→ EXERCISE INSTRUCTIONS: Search the data for the string "Installation" and gather each line it is in.

Some records:
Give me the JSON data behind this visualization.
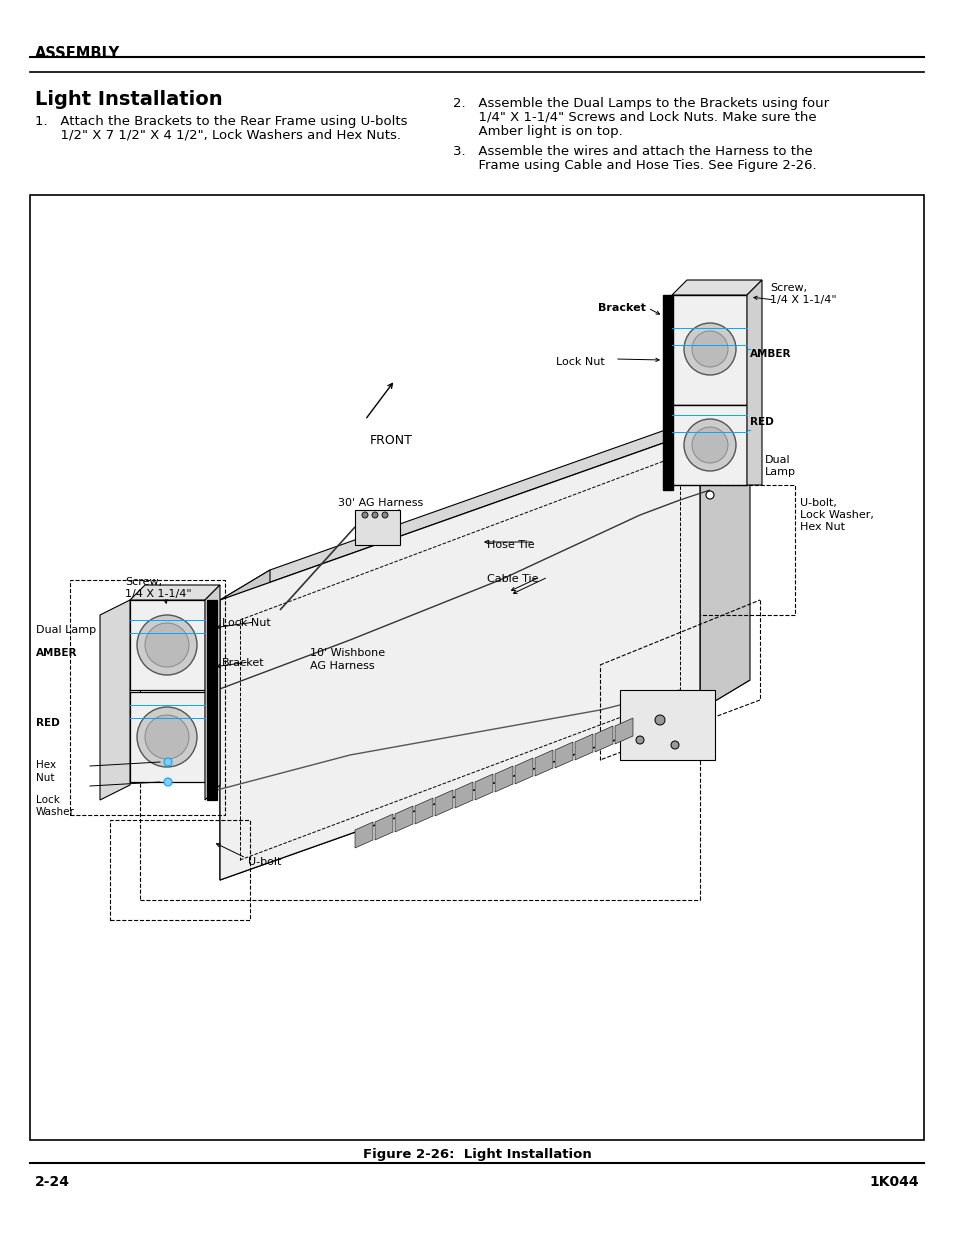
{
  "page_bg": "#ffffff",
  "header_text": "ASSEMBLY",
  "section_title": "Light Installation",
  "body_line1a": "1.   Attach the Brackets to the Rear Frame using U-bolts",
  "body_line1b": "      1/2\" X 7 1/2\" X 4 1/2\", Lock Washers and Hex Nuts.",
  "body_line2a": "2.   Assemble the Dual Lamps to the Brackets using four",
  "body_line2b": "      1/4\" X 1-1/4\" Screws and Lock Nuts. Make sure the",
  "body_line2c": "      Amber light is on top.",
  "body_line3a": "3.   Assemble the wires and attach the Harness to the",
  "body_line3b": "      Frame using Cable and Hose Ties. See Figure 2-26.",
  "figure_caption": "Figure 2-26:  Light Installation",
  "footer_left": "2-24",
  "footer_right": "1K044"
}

→ SOLVED EXERCISE:
  "section_title": "Light Installation",
  "figure_caption": "Figure 2-26:  Light Installation",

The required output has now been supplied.